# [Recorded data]
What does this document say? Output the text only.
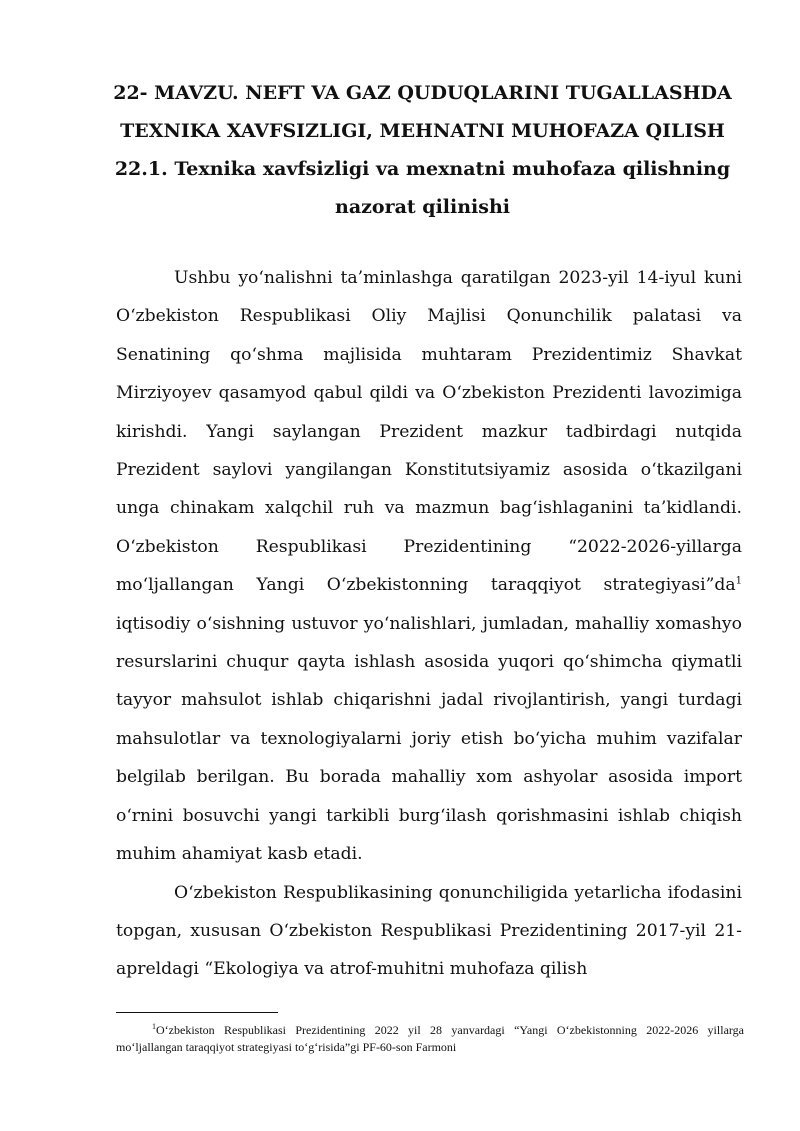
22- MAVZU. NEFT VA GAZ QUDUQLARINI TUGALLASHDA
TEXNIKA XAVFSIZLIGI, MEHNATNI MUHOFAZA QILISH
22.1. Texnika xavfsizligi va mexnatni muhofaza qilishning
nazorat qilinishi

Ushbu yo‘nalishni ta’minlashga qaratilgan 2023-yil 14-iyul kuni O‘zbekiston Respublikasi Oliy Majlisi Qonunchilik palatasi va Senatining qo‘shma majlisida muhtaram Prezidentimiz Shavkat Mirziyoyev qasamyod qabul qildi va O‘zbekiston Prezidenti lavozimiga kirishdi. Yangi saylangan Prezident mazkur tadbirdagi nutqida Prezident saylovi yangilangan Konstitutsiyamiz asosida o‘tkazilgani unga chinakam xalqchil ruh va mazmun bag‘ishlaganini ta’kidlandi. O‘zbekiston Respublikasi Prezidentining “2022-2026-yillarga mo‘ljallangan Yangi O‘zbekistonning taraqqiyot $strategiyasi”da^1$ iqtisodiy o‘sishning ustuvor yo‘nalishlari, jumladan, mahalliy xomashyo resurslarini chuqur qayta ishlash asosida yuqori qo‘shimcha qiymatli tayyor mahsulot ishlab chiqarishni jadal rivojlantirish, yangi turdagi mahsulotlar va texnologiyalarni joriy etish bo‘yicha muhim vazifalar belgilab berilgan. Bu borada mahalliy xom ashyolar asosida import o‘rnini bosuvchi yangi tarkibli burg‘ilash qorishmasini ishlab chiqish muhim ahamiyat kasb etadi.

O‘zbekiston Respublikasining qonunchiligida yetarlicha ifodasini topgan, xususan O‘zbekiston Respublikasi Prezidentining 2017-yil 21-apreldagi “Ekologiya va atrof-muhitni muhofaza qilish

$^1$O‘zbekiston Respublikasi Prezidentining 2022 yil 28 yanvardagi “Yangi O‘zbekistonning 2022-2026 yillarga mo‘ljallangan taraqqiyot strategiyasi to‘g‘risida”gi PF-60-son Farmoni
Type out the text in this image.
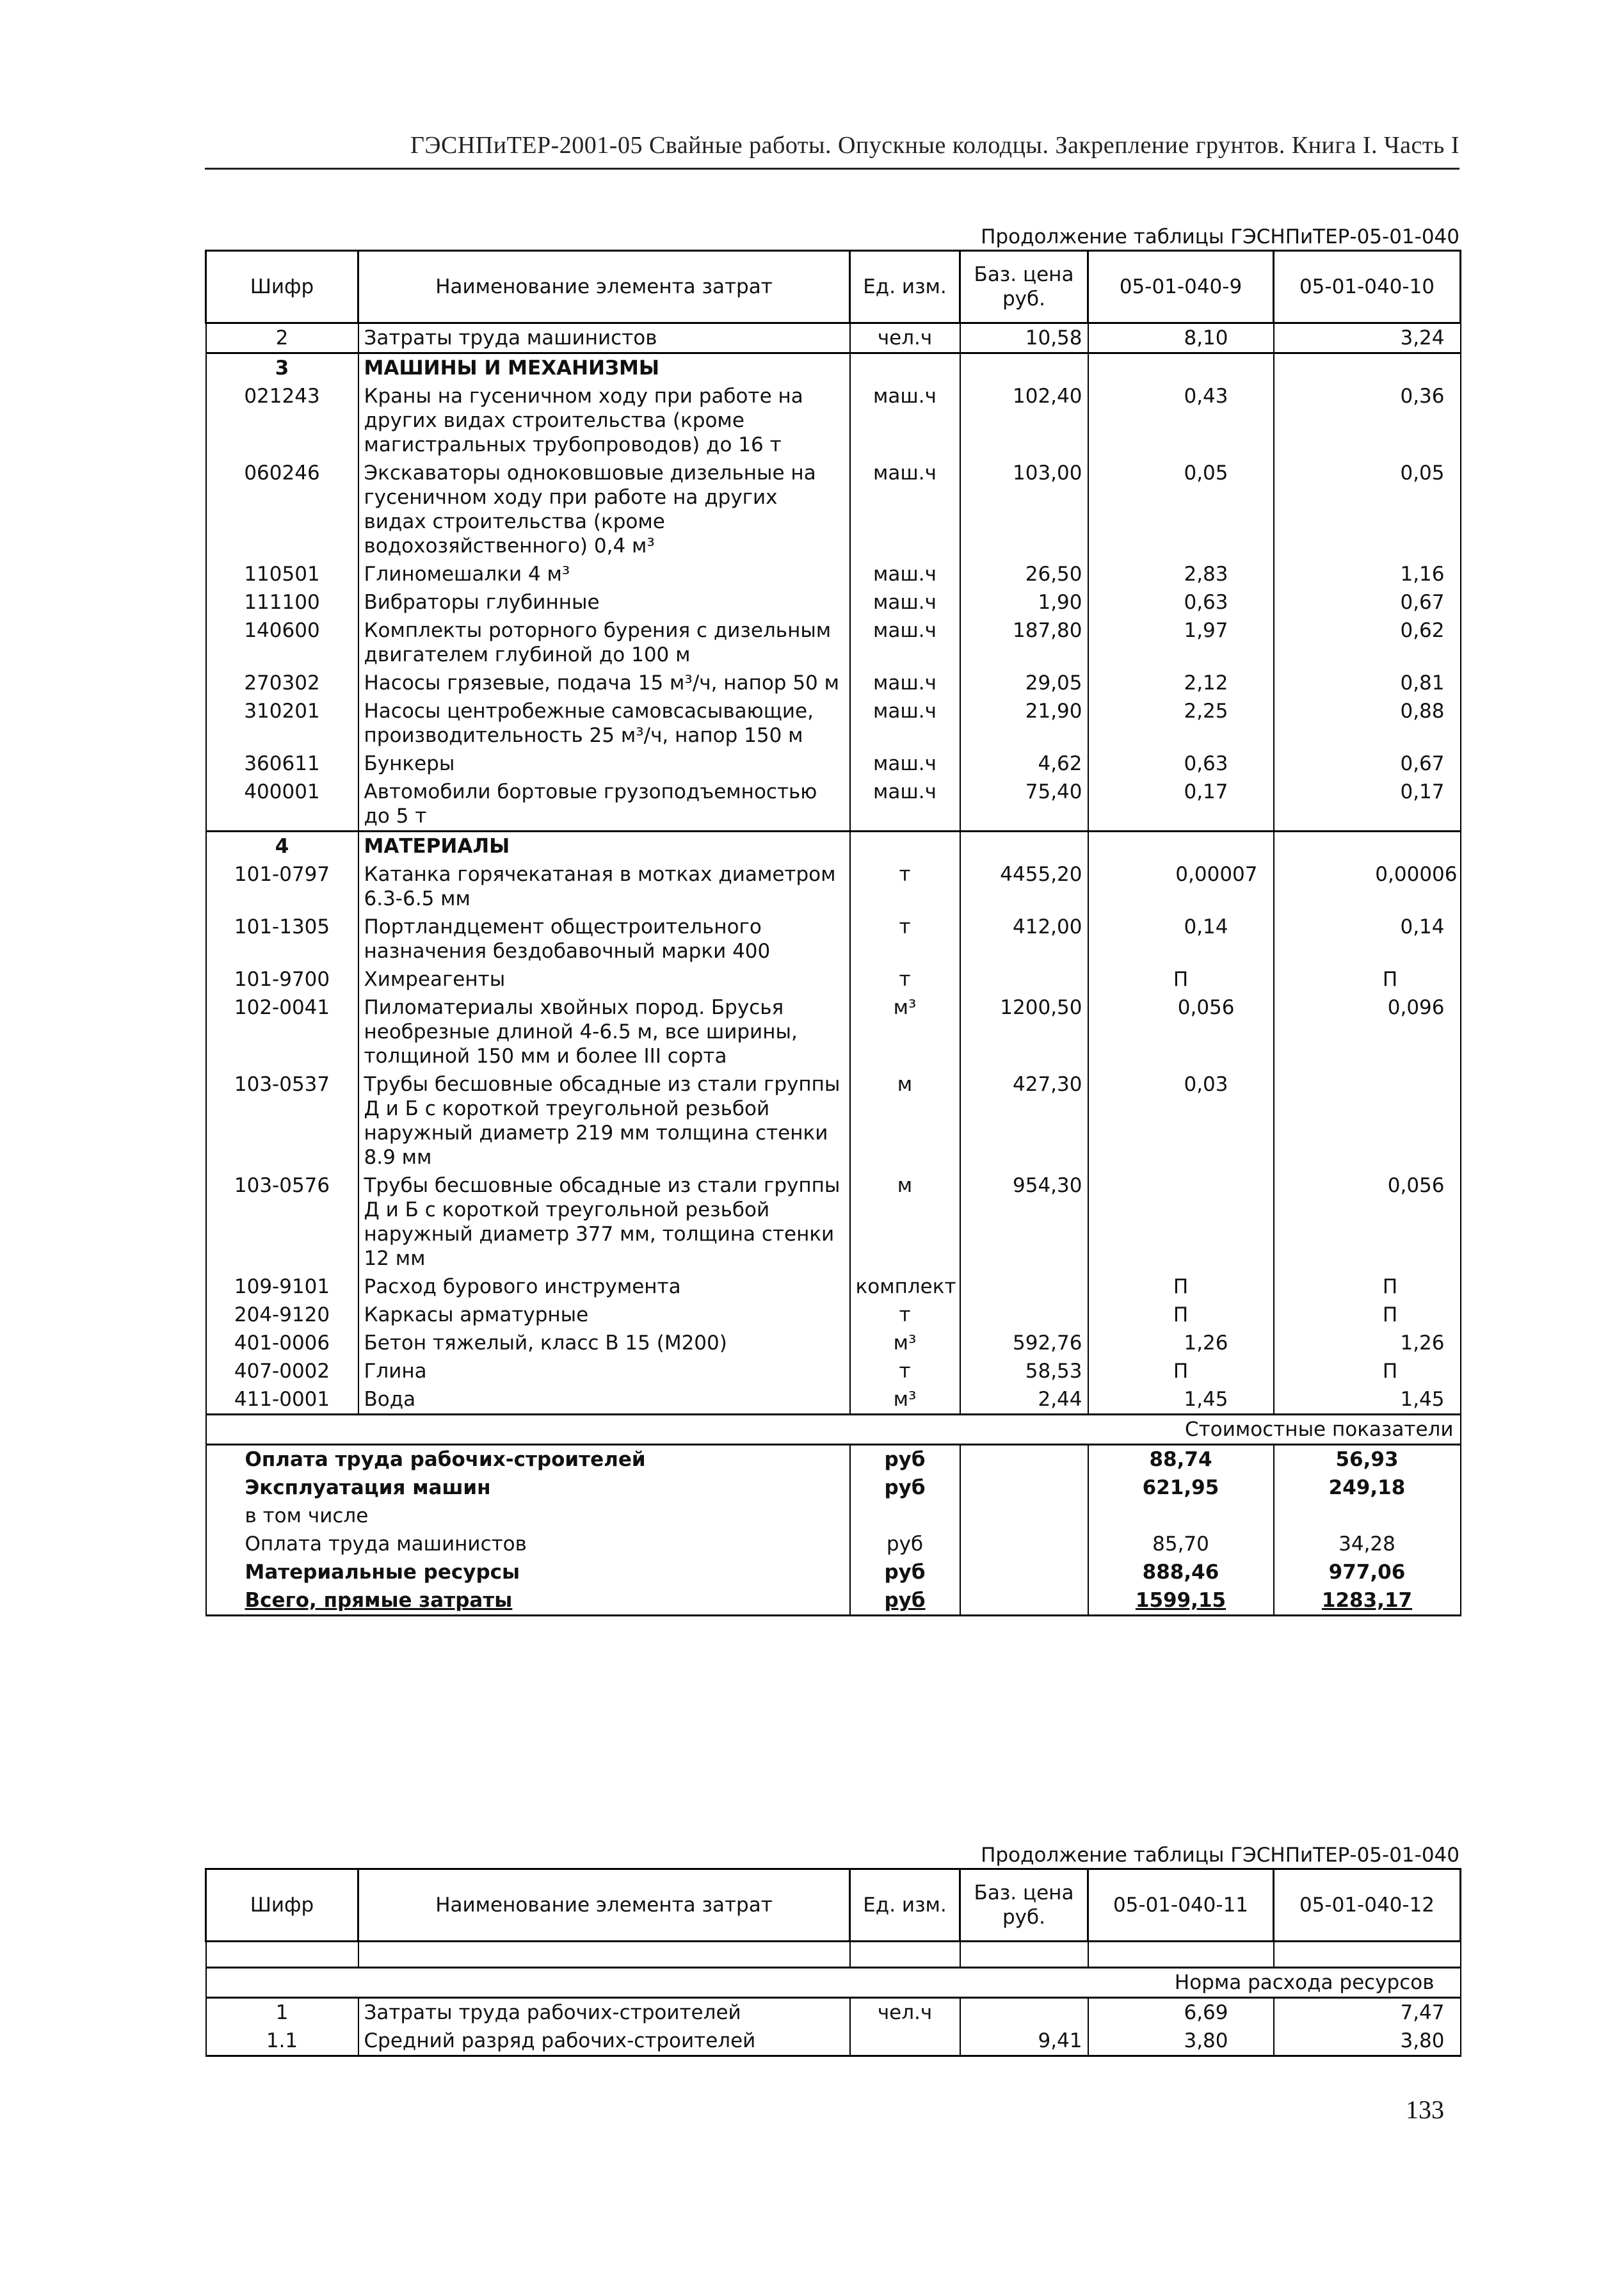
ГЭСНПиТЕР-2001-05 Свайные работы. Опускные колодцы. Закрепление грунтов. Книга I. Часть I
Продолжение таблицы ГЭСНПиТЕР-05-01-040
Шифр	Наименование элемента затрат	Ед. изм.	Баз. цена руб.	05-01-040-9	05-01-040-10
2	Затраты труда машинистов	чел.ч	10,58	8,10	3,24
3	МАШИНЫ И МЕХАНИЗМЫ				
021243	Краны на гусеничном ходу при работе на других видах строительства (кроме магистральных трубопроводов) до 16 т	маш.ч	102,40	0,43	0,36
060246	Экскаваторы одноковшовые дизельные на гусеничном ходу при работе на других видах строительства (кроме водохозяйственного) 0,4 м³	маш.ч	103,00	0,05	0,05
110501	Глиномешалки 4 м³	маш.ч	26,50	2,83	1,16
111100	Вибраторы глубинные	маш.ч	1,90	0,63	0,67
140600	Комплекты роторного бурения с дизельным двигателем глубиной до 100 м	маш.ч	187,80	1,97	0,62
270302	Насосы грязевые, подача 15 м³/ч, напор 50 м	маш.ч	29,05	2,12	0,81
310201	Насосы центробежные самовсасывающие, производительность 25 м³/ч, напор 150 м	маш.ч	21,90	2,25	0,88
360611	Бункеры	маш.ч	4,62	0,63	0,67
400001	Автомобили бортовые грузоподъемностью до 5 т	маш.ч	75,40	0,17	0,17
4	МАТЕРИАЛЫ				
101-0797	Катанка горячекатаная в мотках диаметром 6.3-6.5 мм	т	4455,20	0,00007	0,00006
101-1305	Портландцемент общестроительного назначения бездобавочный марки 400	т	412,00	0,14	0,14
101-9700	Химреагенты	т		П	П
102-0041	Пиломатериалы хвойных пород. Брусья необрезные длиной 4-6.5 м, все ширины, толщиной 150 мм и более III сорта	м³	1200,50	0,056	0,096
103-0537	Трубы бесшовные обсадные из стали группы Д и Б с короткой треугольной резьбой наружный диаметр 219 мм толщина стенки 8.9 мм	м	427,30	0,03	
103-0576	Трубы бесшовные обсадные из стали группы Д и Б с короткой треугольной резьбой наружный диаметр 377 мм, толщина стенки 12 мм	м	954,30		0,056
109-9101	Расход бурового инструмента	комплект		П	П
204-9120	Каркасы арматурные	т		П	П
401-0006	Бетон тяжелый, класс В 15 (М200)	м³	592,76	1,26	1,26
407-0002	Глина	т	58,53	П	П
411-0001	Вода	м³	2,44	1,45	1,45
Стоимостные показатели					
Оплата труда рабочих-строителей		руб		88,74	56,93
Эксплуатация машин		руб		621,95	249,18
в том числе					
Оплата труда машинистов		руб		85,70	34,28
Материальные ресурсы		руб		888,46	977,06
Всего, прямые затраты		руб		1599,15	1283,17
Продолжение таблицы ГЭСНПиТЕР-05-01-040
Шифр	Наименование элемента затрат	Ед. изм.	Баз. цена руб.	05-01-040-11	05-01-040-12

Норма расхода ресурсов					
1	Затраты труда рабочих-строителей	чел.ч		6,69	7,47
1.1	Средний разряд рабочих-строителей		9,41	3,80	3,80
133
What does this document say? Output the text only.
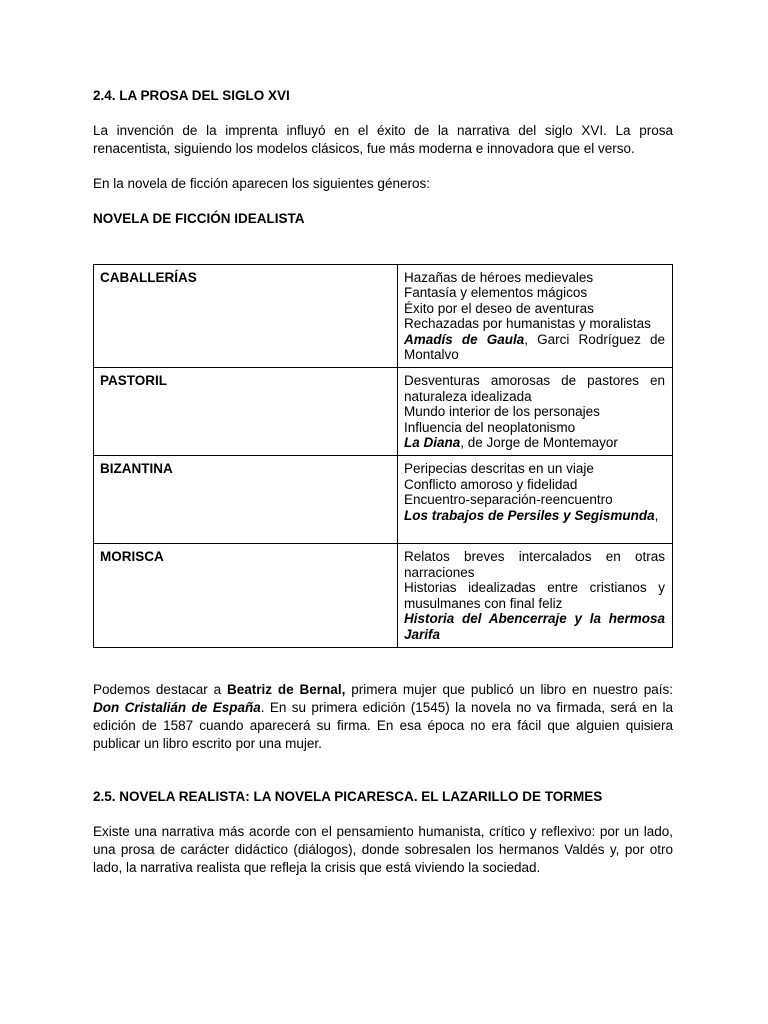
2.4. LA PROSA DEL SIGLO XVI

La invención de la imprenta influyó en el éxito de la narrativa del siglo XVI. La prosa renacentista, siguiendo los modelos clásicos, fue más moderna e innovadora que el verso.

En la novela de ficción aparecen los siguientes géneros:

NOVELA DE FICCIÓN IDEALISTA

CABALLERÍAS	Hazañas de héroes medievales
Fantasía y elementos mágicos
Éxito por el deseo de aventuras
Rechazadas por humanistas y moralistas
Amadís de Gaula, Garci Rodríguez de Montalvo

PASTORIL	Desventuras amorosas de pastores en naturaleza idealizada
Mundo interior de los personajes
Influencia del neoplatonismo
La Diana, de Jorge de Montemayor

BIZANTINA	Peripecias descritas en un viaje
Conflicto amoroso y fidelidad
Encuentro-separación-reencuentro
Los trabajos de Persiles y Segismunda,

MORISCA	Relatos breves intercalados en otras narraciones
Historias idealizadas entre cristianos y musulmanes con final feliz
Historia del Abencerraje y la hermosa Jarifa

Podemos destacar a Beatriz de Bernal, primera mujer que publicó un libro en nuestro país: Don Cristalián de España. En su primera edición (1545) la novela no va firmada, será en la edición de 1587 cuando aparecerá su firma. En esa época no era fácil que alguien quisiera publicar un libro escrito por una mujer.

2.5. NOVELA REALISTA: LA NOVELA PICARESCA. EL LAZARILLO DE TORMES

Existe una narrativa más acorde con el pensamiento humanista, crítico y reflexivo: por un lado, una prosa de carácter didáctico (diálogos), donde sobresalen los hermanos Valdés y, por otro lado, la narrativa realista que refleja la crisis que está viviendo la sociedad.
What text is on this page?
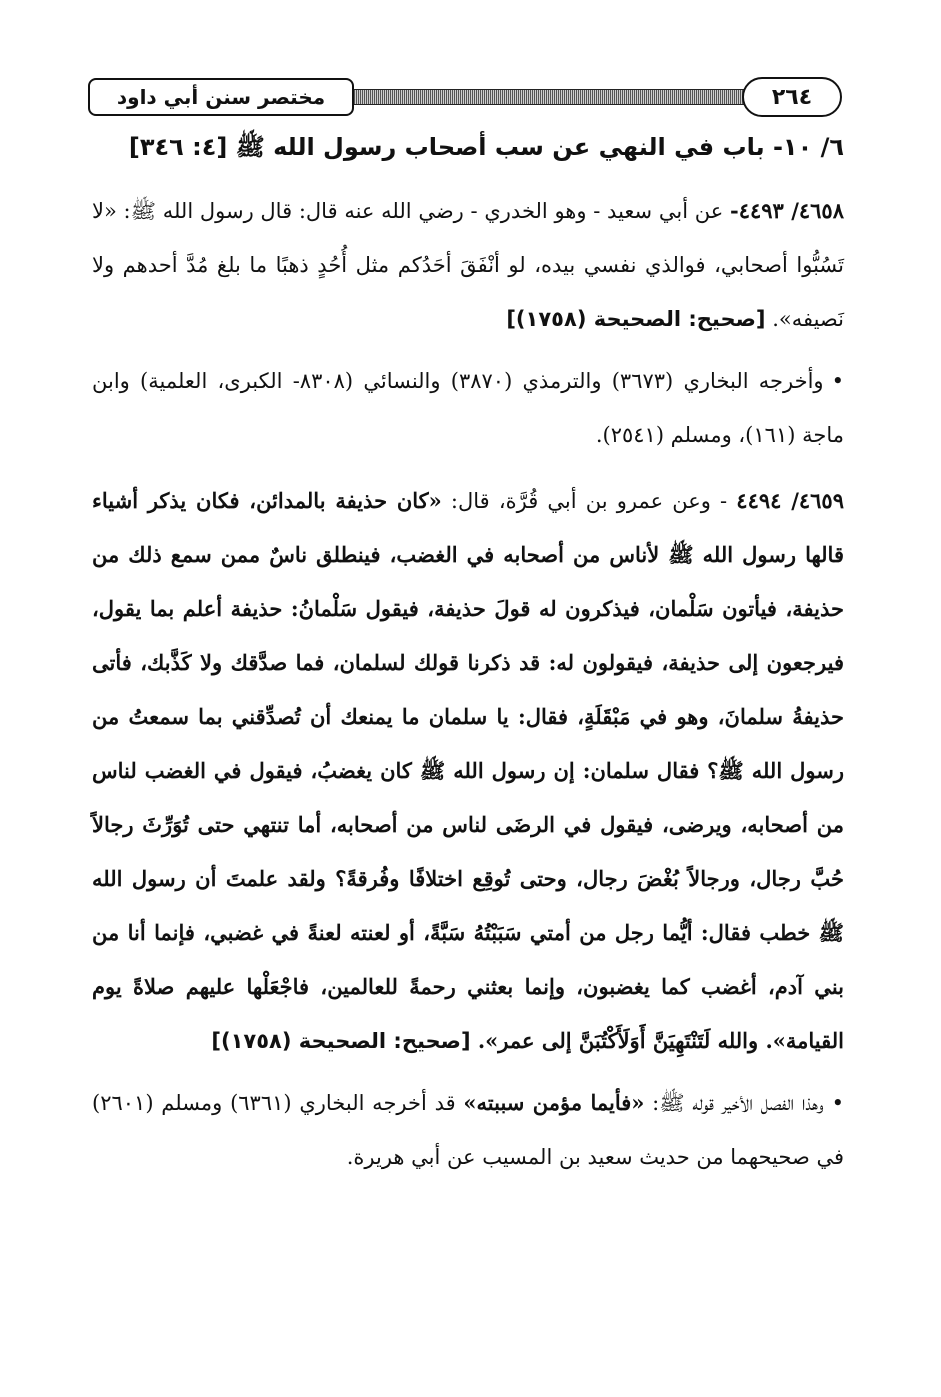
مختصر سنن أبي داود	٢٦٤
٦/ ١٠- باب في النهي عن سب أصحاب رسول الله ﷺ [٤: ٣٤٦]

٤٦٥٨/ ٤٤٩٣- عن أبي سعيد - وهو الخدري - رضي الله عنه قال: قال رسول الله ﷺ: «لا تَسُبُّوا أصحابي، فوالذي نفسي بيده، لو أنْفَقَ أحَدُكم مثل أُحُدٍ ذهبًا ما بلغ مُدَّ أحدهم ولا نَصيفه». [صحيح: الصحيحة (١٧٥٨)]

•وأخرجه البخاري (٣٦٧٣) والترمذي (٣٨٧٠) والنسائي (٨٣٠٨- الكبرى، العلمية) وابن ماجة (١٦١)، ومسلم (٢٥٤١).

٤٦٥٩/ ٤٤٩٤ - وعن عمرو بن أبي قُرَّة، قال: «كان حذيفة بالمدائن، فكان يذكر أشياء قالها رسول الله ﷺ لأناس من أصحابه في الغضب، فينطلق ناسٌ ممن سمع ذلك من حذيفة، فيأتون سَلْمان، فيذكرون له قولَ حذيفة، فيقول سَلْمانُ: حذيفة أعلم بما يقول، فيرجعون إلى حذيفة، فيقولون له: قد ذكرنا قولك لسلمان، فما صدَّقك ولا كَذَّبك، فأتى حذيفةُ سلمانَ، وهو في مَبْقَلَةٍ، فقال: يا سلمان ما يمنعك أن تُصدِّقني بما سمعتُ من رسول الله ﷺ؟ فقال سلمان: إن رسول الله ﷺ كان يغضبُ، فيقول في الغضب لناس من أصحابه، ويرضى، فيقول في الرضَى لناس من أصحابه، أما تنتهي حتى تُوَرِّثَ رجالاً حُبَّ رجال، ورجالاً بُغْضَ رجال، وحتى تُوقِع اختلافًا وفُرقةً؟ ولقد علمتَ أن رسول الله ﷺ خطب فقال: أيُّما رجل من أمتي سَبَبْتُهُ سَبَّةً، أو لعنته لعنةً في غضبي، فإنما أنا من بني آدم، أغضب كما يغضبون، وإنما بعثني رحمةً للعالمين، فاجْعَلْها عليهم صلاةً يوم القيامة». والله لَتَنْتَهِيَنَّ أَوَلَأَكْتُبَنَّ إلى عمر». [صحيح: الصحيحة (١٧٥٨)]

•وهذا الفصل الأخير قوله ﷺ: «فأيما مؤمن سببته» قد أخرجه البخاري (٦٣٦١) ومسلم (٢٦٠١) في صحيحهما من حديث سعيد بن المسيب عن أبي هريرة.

# [Brief]
From the listing, copy every line where the string "элемента" appears.

# [Correct output]
Шифр	Наименование элемента затрат	Ед. изм.	Баз. цена руб.	05-01-040-9	05-01-040-10
Шифр	Наименование элемента затрат	Ед. изм.	Баз. цена руб.	05-01-040-11	05-01-040-12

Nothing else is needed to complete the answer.